- [The task]: Locate all lines with the word "ingresos". Copy them.

- [Provided records]:
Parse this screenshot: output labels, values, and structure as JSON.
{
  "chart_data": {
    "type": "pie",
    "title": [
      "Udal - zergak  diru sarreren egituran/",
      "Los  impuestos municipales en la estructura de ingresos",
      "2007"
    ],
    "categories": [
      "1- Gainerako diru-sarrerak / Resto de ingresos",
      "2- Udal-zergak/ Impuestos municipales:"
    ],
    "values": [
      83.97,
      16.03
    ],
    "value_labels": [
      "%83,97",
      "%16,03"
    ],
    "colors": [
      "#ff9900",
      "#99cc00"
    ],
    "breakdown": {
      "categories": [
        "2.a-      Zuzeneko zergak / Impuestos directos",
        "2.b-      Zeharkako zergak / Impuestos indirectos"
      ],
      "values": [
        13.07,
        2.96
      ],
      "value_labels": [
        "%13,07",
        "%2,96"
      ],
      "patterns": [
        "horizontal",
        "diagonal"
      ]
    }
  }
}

- [Final result]:
      "Los  impuestos municipales en la estructura de ingresos",
      "1- Gainerako diru-sarrerak / Resto de ingresos",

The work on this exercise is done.